(Data listing)
[Begin]
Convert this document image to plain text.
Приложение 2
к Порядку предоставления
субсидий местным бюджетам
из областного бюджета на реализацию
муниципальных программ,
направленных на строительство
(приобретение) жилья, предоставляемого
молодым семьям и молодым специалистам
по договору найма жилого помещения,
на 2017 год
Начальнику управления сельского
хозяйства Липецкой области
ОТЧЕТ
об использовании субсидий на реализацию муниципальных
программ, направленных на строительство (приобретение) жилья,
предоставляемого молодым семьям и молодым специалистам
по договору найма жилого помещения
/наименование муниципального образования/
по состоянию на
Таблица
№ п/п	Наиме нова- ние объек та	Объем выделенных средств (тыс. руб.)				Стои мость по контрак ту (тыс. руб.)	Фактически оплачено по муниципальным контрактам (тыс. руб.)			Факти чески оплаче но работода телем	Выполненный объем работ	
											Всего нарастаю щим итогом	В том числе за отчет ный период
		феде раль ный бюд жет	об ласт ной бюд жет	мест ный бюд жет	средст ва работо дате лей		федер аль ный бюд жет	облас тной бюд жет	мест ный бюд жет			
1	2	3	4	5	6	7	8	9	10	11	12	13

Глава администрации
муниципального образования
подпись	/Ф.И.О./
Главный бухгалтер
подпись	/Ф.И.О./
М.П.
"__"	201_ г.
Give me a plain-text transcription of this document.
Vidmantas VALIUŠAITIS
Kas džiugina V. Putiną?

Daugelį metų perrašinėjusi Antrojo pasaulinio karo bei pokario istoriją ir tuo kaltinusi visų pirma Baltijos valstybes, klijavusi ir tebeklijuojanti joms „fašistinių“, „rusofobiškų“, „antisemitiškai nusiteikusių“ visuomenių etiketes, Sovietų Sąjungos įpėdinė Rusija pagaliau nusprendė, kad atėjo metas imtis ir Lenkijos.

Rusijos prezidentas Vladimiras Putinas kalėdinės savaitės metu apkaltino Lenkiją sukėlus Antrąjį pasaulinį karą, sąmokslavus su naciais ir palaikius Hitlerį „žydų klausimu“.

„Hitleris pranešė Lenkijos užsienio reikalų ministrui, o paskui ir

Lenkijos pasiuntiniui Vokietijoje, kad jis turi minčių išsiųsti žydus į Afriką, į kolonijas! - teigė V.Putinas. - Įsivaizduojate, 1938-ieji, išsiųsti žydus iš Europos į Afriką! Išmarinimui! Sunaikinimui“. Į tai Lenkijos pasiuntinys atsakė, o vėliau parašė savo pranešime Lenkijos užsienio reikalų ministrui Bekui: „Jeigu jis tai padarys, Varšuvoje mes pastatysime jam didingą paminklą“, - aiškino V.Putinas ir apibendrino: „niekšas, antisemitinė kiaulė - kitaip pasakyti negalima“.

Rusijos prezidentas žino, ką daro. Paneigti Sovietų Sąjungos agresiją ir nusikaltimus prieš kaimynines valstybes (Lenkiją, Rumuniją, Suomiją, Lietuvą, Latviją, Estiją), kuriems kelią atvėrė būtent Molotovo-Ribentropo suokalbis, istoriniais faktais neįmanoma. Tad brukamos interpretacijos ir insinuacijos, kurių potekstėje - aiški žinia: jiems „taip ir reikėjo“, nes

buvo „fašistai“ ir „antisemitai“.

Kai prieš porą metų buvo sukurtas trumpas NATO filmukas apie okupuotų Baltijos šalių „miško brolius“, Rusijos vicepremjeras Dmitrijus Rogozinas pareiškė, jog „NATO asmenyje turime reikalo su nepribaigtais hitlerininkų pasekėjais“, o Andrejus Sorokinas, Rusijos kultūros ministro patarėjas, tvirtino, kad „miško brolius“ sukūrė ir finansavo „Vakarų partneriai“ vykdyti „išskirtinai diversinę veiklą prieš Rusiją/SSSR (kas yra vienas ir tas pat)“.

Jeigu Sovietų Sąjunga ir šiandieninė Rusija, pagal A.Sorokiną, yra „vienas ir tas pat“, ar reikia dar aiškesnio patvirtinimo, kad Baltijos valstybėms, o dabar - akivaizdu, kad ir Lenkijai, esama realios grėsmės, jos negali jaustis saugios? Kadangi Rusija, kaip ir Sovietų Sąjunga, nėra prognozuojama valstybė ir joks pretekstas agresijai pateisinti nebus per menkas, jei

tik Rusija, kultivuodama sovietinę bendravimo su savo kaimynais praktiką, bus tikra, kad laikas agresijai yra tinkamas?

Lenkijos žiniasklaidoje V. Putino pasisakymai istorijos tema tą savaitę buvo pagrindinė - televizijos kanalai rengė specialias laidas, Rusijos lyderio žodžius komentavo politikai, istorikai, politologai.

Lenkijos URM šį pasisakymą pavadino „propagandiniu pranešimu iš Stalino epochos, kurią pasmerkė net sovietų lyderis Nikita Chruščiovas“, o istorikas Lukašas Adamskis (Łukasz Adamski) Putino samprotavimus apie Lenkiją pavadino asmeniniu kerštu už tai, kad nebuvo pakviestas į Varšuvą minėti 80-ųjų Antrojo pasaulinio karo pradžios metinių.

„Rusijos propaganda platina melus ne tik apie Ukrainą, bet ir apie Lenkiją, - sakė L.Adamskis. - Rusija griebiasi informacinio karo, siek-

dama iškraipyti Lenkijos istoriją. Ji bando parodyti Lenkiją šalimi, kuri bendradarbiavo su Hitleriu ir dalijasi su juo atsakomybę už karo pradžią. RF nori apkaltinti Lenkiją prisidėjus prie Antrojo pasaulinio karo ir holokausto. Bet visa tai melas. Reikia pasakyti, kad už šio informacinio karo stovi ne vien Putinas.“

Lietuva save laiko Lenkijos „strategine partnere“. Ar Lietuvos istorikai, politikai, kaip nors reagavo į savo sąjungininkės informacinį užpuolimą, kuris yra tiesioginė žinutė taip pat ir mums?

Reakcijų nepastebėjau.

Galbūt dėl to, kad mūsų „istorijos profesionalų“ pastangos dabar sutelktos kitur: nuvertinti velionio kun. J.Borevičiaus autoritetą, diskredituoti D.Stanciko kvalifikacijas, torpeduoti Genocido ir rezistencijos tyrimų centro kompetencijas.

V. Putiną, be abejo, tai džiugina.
[End]
Exercise instructions
Can you reproduce all the material exactly?

Output of the exercise
Convert this document image to plain text.
Приложение 2
к Порядку предоставления
субсидий местным бюджетам
из областного бюджета на реализацию
муниципальных программ,
направленных на строительство
(приобретение) жилья, предоставляемого
молодым семьям и молодым специалистам
по договору найма жилого помещения,
на 2017 год
Начальнику управления сельского
хозяйства Липецкой области
ОТЧЕТ
об использовании субсидий на реализацию муниципальных
программ, направленных на строительство (приобретение) жилья,
предоставляемого молодым семьям и молодым специалистам
по договору найма жилого помещения
/наименование муниципального образования/
по состоянию на
Таблица
№ п/п	Наиме нова- ние объек та	Объем выделенных средств (тыс. руб.)				Стои мость по контрак ту (тыс. руб.)	Фактически оплачено по муниципальным контрактам (тыс. руб.)			Факти чески оплаче но работода телем	Выполненный объем работ	
											Всего нарастаю щим итогом	В том числе за отчет ный период
		феде раль ный бюд жет	об ласт ной бюд жет	мест ный бюд жет	средст ва работо дате лей		федер аль ный бюд жет	облас тной бюд жет	мест ный бюд жет			
1	2	3	4	5	6	7	8	9	10	11	12	13

Глава администрации
муниципального образования
подпись	/Ф.И.О./
Главный бухгалтер
подпись	/Ф.И.О./
М.П.
"__"	201_ г.
Give me a plain-text transcription of this document.
Vidmantas VALIUŠAITIS
Kas džiugina V. Putiną?

Daugelį metų perrašinėjusi Antrojo pasaulinio karo bei pokario istoriją ir tuo kaltinusi visų pirma Baltijos valstybes, klijavusi ir tebeklijuojanti joms „fašistinių“, „rusofobiškų“, „antisemitiškai nusiteikusių“ visuomenių etiketes, Sovietų Sąjungos įpėdinė Rusija pagaliau nusprendė, kad atėjo metas imtis ir Lenkijos.

Rusijos prezidentas Vladimiras Putinas kalėdinės savaitės metu apkaltino Lenkiją sukėlus Antrąjį pasaulinį karą, sąmokslavus su naciais ir palaikius Hitlerį „žydų klausimu“.

„Hitleris pranešė Lenkijos užsienio reikalų ministrui, o paskui ir

Lenkijos pasiuntiniui Vokietijoje, kad jis turi minčių išsiųsti žydus į Afriką, į kolonijas! - teigė V.Putinas. - Įsivaizduojate, 1938-ieji, išsiųsti žydus iš Europos į Afriką! Išmarinimui! Sunaikinimui“. Į tai Lenkijos pasiuntinys atsakė, o vėliau parašė savo pranešime Lenkijos užsienio reikalų ministrui Bekui: „Jeigu jis tai padarys, Varšuvoje mes pastatysime jam didingą paminklą“, - aiškino V.Putinas ir apibendrino: „niekšas, antisemitinė kiaulė - kitaip pasakyti negalima“.

Rusijos prezidentas žino, ką daro. Paneigti Sovietų Sąjungos agresiją ir nusikaltimus prieš kaimynines valstybes (Lenkiją, Rumuniją, Suomiją, Lietuvą, Latviją, Estiją), kuriems kelią atvėrė būtent Molotovo-Ribentropo suokalbis, istoriniais faktais neįmanoma. Tad brukamos interpretacijos ir insinuacijos, kurių potekstėje - aiški žinia: jiems „taip ir reikėjo“, nes

buvo „fašistai“ ir „antisemitai“.

Kai prieš porą metų buvo sukurtas trumpas NATO filmukas apie okupuotų Baltijos šalių „miško brolius“, Rusijos vicepremjeras Dmitrijus Rogozinas pareiškė, jog „NATO asmenyje turime reikalo su nepribaigtais hitlerininkų pasekėjais“, o Andrejus Sorokinas, Rusijos kultūros ministro patarėjas, tvirtino, kad „miško brolius“ sukūrė ir finansavo „Vakarų partneriai“ vykdyti „išskirtinai diversinę veiklą prieš Rusiją/SSSR (kas yra vienas ir tas pat)“.

Jeigu Sovietų Sąjunga ir šiandieninė Rusija, pagal A.Sorokiną, yra „vienas ir tas pat“, ar reikia dar aiškesnio patvirtinimo, kad Baltijos valstybėms, o dabar - akivaizdu, kad ir Lenkijai, esama realios grėsmės, jos negali jaustis saugios? Kadangi Rusija, kaip ir Sovietų Sąjunga, nėra prognozuojama valstybė ir joks pretekstas agresijai pateisinti nebus per menkas, jei

tik Rusija, kultivuodama sovietinę bendravimo su savo kaimynais praktiką, bus tikra, kad laikas agresijai yra tinkamas?

Lenkijos žiniasklaidoje V. Putino pasisakymai istorijos tema tą savaitę buvo pagrindinė - televizijos kanalai rengė specialias laidas, Rusijos lyderio žodžius komentavo politikai, istorikai, politologai.

Lenkijos URM šį pasisakymą pavadino „propagandiniu pranešimu iš Stalino epochos, kurią pasmerkė net sovietų lyderis Nikita Chruščiovas“, o istorikas Lukašas Adamskis (Łukasz Adamski) Putino samprotavimus apie Lenkiją pavadino asmeniniu kerštu už tai, kad nebuvo pakviestas į Varšuvą minėti 80-ųjų Antrojo pasaulinio karo pradžios metinių.

„Rusijos propaganda platina melus ne tik apie Ukrainą, bet ir apie Lenkiją, - sakė L.Adamskis. - Rusija griebiasi informacinio karo, siek-

dama iškraipyti Lenkijos istoriją. Ji bando parodyti Lenkiją šalimi, kuri bendradarbiavo su Hitleriu ir dalijasi su juo atsakomybę už karo pradžią. RF nori apkaltinti Lenkiją prisidėjus prie Antrojo pasaulinio karo ir holokausto. Bet visa tai melas. Reikia pasakyti, kad už šio informacinio karo stovi ne vien Putinas.“

Lietuva save laiko Lenkijos „strategine partnere“. Ar Lietuvos istorikai, politikai, kaip nors reagavo į savo sąjungininkės informacinį užpuolimą, kuris yra tiesioginė žinutė taip pat ir mums?

Reakcijų nepastebėjau.

Galbūt dėl to, kad mūsų „istorijos profesionalų“ pastangos dabar sutelktos kitur: nuvertinti velionio kun. J.Borevičiaus autoritetą, diskredituoti D.Stanciko kvalifikacijas, torpeduoti Genocido ir rezistencijos tyrimų centro kompetencijas.

V. Putiną, be abejo, tai džiugina.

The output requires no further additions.